- [Exercise]:
Copy each line of the records that contains the word "MUNGKINKAH".

-- Data section start --

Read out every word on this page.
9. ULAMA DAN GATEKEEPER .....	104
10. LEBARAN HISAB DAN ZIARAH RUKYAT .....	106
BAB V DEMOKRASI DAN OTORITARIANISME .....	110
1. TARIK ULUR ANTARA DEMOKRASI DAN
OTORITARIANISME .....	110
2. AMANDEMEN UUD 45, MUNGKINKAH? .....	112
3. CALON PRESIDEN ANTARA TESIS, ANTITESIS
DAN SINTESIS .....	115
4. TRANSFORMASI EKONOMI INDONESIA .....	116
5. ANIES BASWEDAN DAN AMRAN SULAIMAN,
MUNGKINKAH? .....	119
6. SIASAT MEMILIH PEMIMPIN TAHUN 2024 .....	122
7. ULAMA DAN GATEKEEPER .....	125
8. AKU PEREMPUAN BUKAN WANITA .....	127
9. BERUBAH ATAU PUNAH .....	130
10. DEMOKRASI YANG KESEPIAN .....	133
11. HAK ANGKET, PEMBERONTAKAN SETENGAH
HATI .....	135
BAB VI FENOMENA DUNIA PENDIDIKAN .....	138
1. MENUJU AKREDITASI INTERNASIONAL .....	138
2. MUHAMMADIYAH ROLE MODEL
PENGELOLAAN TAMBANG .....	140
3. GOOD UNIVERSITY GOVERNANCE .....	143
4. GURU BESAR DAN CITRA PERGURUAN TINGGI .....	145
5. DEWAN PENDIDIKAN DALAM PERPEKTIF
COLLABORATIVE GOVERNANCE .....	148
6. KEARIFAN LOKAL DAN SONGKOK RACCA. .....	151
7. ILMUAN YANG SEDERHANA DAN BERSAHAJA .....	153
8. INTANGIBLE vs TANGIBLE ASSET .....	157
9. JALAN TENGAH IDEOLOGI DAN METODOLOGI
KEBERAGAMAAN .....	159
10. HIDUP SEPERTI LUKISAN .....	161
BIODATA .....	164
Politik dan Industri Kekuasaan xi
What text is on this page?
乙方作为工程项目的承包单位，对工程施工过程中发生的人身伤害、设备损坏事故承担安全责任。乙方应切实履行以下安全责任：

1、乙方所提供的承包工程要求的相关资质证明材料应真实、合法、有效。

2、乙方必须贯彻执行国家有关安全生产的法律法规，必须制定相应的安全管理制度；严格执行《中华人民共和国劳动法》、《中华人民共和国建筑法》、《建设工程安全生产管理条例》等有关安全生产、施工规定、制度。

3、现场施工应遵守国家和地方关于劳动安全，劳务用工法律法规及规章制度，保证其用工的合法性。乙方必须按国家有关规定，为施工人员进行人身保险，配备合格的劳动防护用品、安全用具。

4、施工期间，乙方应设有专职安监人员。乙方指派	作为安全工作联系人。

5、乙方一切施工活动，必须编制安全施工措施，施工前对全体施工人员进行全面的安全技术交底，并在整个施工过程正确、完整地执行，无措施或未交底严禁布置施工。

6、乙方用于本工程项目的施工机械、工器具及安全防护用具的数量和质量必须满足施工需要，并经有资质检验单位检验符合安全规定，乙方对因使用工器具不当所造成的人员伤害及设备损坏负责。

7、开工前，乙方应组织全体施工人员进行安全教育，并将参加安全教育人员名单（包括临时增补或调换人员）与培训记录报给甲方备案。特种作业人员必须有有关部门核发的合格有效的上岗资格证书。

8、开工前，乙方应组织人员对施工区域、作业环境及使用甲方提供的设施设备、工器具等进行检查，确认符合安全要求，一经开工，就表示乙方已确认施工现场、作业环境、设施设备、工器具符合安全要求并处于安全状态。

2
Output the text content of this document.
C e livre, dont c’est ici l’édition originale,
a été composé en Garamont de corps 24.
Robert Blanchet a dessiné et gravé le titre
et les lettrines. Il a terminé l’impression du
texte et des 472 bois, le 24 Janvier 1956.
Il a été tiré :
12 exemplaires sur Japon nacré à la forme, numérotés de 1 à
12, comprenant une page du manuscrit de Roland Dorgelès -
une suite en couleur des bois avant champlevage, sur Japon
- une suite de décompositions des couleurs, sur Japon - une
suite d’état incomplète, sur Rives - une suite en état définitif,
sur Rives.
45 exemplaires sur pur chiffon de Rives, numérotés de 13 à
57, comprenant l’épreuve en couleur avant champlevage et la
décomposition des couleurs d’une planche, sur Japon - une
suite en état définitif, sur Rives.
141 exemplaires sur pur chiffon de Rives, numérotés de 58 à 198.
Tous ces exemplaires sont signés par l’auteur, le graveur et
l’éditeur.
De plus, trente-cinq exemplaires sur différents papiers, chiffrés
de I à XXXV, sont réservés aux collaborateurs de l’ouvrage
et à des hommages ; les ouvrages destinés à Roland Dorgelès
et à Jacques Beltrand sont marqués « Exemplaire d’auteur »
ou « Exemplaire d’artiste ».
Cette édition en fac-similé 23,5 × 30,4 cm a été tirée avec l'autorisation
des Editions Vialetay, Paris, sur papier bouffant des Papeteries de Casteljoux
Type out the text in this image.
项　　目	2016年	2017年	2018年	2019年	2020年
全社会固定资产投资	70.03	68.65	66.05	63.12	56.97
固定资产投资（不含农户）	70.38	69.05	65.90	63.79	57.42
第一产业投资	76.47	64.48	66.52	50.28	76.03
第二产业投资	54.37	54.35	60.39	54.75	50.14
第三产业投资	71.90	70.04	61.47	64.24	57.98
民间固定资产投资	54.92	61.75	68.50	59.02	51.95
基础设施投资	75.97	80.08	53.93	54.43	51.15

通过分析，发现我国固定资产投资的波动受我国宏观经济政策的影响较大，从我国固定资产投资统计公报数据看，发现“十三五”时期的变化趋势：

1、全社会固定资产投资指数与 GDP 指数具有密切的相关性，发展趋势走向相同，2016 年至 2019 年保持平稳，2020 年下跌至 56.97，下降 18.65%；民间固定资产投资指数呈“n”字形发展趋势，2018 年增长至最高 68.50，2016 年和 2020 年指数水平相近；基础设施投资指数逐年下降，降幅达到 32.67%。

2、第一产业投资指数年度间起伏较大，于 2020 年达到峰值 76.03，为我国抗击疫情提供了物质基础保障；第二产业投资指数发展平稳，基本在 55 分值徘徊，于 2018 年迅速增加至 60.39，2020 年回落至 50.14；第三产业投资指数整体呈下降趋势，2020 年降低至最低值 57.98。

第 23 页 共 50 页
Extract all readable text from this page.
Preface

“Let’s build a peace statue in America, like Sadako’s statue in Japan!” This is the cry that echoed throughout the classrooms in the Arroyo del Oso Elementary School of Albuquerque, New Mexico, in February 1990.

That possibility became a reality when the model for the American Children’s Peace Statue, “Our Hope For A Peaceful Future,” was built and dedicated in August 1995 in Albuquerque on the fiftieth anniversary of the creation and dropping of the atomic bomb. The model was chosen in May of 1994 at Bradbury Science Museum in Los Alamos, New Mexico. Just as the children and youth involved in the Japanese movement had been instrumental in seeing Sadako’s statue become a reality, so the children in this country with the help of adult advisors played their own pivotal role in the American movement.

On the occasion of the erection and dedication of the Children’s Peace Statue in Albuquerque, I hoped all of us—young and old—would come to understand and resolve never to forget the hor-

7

-- Data section end --

- [Right answer]:
2. AMANDEMEN UUD 45, MUNGKINKAH? .....	112
MUNGKINKAH? .....	119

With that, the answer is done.